All material below is to be reproduced exactly.

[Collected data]
#####

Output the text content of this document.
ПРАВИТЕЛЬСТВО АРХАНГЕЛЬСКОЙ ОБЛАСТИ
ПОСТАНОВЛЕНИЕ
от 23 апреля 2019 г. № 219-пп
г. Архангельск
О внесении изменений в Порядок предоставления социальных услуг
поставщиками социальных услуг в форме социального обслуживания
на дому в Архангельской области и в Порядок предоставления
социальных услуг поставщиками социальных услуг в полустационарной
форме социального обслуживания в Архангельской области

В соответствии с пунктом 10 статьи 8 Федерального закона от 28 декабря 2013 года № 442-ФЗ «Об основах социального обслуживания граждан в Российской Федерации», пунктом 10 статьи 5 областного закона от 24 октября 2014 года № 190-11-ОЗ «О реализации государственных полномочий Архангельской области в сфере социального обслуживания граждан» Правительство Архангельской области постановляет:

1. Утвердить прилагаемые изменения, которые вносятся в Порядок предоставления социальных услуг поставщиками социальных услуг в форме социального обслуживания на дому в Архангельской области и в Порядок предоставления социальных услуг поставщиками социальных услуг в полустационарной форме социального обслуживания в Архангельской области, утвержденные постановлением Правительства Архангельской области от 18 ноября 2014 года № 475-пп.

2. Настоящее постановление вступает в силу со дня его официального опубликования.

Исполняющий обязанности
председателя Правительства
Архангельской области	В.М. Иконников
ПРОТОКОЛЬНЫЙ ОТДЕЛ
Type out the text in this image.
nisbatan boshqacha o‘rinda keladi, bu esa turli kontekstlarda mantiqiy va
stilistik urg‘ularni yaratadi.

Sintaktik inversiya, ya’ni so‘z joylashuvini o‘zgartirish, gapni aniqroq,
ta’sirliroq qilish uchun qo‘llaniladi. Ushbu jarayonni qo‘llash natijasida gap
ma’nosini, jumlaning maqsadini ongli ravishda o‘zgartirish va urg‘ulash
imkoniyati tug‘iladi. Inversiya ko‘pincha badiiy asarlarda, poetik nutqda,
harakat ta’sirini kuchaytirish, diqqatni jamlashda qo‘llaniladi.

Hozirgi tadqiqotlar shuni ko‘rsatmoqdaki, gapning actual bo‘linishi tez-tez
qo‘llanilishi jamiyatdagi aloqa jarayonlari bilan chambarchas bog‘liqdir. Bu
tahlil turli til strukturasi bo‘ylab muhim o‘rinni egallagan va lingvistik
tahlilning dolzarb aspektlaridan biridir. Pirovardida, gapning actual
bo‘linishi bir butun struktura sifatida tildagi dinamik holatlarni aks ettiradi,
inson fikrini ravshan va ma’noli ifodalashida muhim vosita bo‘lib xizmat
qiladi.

#####

■ WORKED SOLUTION
Output the text content of this document.
ПРАВИТЕЛЬСТВО АРХАНГЕЛЬСКОЙ ОБЛАСТИ
ПОСТАНОВЛЕНИЕ
от 23 апреля 2019 г. № 219-пп
г. Архангельск
О внесении изменений в Порядок предоставления социальных услуг
поставщиками социальных услуг в форме социального обслуживания
на дому в Архангельской области и в Порядок предоставления
социальных услуг поставщиками социальных услуг в полустационарной
форме социального обслуживания в Архангельской области

В соответствии с пунктом 10 статьи 8 Федерального закона от 28 декабря 2013 года № 442-ФЗ «Об основах социального обслуживания граждан в Российской Федерации», пунктом 10 статьи 5 областного закона от 24 октября 2014 года № 190-11-ОЗ «О реализации государственных полномочий Архангельской области в сфере социального обслуживания граждан» Правительство Архангельской области постановляет:

1. Утвердить прилагаемые изменения, которые вносятся в Порядок предоставления социальных услуг поставщиками социальных услуг в форме социального обслуживания на дому в Архангельской области и в Порядок предоставления социальных услуг поставщиками социальных услуг в полустационарной форме социального обслуживания в Архангельской области, утвержденные постановлением Правительства Архангельской области от 18 ноября 2014 года № 475-пп.

2. Настоящее постановление вступает в силу со дня его официального опубликования.

Исполняющий обязанности
председателя Правительства
Архангельской области	В.М. Иконников
ПРОТОКОЛЬНЫЙ ОТДЕЛ
Type out the text in this image.
nisbatan boshqacha o‘rinda keladi, bu esa turli kontekstlarda mantiqiy va
stilistik urg‘ularni yaratadi.

Sintaktik inversiya, ya’ni so‘z joylashuvini o‘zgartirish, gapni aniqroq,
ta’sirliroq qilish uchun qo‘llaniladi. Ushbu jarayonni qo‘llash natijasida gap
ma’nosini, jumlaning maqsadini ongli ravishda o‘zgartirish va urg‘ulash
imkoniyati tug‘iladi. Inversiya ko‘pincha badiiy asarlarda, poetik nutqda,
harakat ta’sirini kuchaytirish, diqqatni jamlashda qo‘llaniladi.

Hozirgi tadqiqotlar shuni ko‘rsatmoqdaki, gapning actual bo‘linishi tez-tez
qo‘llanilishi jamiyatdagi aloqa jarayonlari bilan chambarchas bog‘liqdir. Bu
tahlil turli til strukturasi bo‘ylab muhim o‘rinni egallagan va lingvistik
tahlilning dolzarb aspektlaridan biridir. Pirovardida, gapning actual
bo‘linishi bir butun struktura sifatida tildagi dinamik holatlarni aks ettiradi,
inson fikrini ravshan va ma’noli ifodalashida muhim vosita bo‘lib xizmat
qiladi.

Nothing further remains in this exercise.